■ Aim: Search the records below for the word "作价款一次性付给乙方". Pull out each line that has it.

___ The data ___

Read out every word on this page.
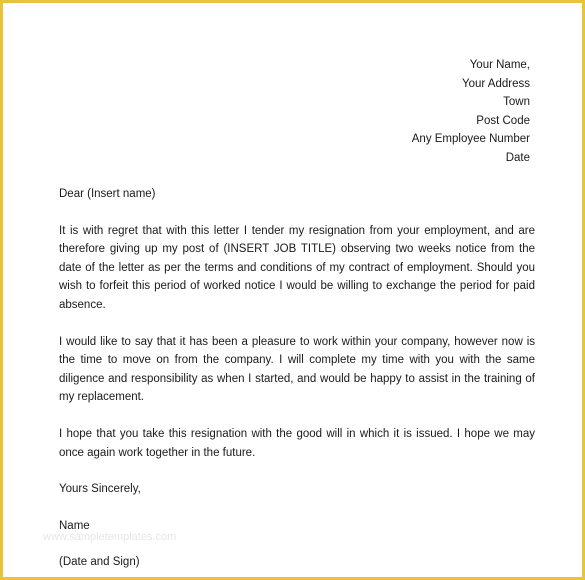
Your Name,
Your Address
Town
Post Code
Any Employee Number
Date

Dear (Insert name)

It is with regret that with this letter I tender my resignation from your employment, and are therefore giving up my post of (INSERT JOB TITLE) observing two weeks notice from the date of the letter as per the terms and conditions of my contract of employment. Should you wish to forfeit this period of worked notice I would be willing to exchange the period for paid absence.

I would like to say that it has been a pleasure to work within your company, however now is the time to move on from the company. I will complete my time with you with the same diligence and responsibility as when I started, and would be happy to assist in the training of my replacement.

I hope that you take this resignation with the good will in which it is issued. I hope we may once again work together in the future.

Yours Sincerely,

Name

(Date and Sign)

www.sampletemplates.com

___
___ The data ___

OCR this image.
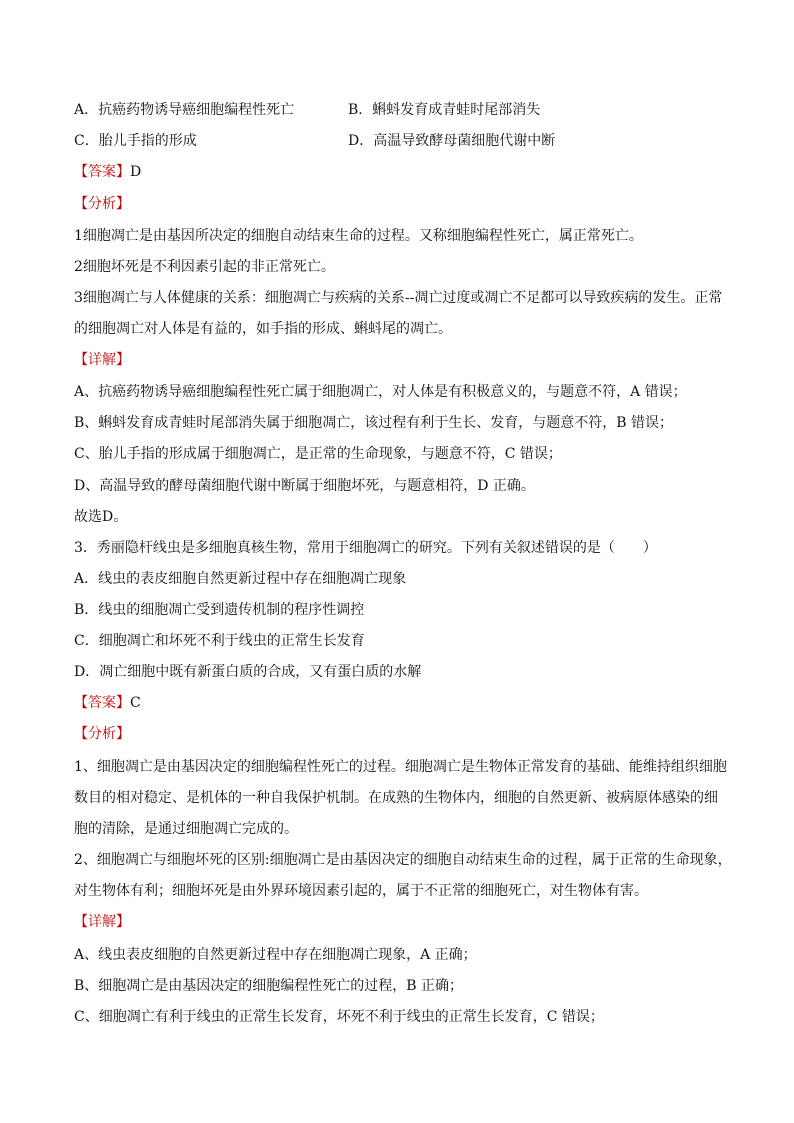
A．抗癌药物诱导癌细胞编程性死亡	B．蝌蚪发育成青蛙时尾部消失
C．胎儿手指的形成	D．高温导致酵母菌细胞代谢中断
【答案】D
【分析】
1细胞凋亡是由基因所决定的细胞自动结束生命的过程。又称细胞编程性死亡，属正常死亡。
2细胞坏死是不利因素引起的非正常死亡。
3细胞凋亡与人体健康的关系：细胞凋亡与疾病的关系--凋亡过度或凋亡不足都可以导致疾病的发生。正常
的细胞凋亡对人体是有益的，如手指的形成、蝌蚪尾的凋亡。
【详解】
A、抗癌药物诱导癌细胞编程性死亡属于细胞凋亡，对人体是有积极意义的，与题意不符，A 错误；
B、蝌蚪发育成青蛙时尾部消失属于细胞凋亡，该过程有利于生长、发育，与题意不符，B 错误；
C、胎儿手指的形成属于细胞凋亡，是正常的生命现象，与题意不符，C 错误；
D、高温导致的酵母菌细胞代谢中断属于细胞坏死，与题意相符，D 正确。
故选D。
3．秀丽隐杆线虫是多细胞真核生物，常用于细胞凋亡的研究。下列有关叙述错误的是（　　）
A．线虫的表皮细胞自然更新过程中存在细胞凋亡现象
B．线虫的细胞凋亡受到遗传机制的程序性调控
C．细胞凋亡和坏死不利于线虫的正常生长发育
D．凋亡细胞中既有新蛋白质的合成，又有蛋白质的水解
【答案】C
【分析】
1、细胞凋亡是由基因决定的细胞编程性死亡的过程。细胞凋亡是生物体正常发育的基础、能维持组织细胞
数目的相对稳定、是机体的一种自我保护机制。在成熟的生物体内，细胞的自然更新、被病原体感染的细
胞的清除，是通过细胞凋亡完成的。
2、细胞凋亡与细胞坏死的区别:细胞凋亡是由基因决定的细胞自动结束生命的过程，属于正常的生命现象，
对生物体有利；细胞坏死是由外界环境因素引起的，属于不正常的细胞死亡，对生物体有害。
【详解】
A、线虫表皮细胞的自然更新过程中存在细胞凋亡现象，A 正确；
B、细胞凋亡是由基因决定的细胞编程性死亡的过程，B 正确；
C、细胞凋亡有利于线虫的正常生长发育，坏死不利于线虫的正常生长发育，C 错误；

___
___ The data ___

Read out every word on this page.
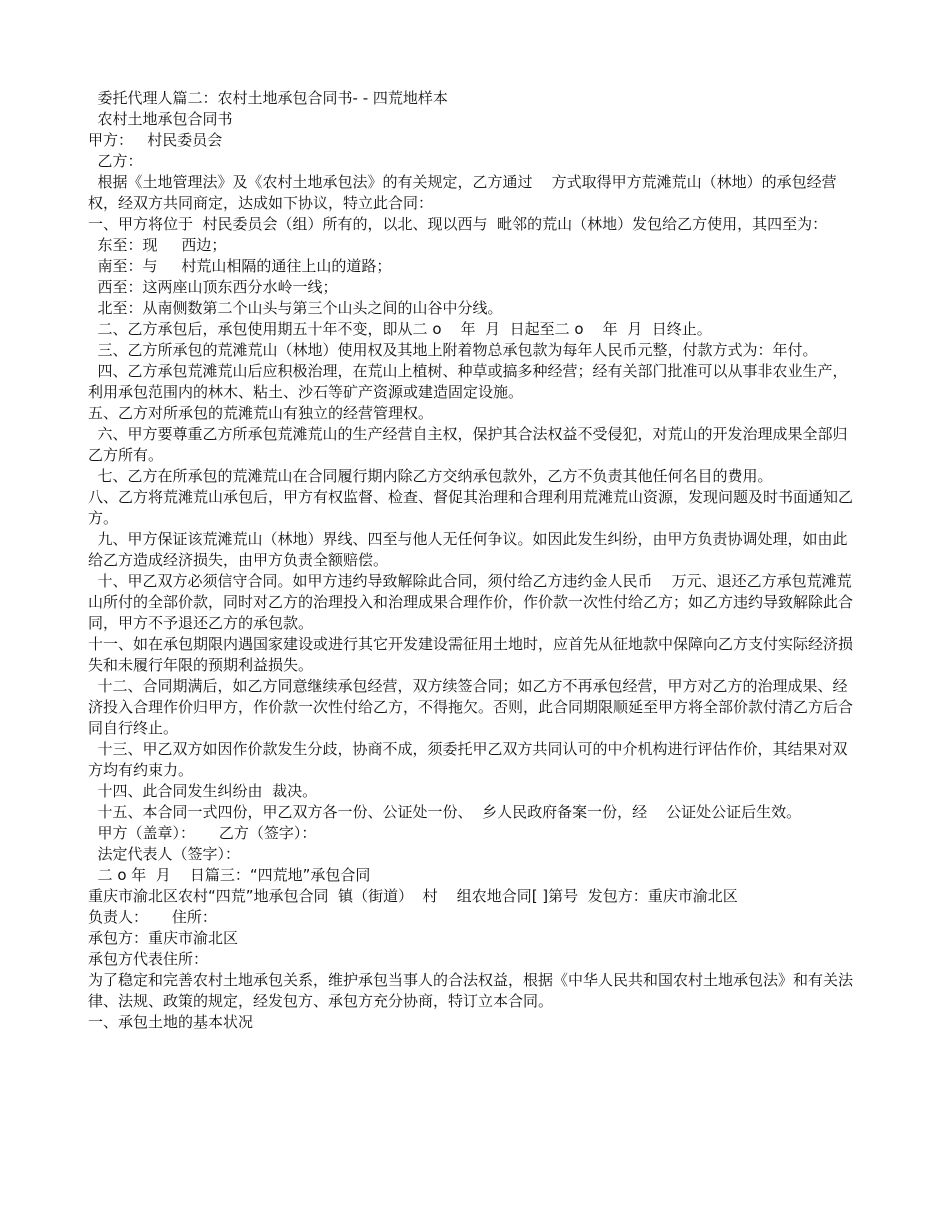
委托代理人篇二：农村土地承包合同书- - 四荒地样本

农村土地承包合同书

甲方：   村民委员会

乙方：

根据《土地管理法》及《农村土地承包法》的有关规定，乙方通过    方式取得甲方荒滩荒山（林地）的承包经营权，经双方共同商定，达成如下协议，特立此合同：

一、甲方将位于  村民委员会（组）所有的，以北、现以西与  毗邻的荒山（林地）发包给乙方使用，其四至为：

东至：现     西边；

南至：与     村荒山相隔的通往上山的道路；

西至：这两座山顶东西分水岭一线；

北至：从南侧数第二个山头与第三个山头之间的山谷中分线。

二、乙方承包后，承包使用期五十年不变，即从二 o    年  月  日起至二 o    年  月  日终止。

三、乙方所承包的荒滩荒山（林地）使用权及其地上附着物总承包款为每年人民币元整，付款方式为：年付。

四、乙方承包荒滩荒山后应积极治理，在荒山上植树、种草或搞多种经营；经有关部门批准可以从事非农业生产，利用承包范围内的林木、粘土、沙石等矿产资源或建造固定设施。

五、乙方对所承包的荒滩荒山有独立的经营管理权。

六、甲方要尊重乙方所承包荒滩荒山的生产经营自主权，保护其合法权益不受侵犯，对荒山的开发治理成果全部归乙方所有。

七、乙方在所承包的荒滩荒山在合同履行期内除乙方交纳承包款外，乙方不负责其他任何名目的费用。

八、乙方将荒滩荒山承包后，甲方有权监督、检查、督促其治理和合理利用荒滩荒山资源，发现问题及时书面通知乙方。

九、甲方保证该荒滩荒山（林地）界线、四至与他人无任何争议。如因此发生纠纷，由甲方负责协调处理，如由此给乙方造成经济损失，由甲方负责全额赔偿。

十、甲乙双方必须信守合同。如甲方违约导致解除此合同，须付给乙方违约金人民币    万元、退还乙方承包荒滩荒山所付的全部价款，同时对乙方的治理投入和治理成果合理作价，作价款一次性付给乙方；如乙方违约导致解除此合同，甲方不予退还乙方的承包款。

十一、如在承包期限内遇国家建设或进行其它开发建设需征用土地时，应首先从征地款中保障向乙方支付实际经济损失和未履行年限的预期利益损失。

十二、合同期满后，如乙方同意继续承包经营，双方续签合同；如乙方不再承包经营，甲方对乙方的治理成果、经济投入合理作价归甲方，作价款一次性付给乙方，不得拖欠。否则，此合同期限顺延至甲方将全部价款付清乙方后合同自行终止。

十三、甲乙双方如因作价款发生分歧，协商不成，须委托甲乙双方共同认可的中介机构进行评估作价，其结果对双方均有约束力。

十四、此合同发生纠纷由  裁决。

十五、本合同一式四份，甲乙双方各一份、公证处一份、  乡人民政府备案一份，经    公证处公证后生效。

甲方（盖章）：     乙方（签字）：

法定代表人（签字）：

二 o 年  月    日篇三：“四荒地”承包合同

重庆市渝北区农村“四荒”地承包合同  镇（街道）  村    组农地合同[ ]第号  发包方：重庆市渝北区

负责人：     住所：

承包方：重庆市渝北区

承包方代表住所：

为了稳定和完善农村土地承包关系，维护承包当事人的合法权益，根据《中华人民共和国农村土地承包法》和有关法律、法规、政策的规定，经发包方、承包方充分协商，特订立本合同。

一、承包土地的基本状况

___

■ Solution for this problem:
十、甲乙双方必须信守合同。如甲方违约导致解除此合同，须付给乙方违约金人民币    万元、退还乙方承包荒滩荒山所付的全部价款，同时对乙方的治理投入和治理成果合理作价，作价款一次性付给乙方；如乙方违约导致解除此合同，甲方不予退还乙方的承包款。
十二、合同期满后，如乙方同意继续承包经营，双方续签合同；如乙方不再承包经营，甲方对乙方的治理成果、经济投入合理作价归甲方，作价款一次性付给乙方，不得拖欠。否则，此合同期限顺延至甲方将全部价款付清乙方后合同自行终止。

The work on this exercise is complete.